--- Start of Excerpted records ---
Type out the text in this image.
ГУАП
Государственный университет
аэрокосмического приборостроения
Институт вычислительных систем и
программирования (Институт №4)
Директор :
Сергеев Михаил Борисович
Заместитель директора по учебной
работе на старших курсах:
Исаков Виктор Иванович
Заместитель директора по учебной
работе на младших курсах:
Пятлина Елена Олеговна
--- End of Excerpted records ---
◆ Short task ◆
From the listing, copy every line where the string "Институт" appears.

◆ Reply ◆
Институт вычислительных систем и
программирования (Институт №4)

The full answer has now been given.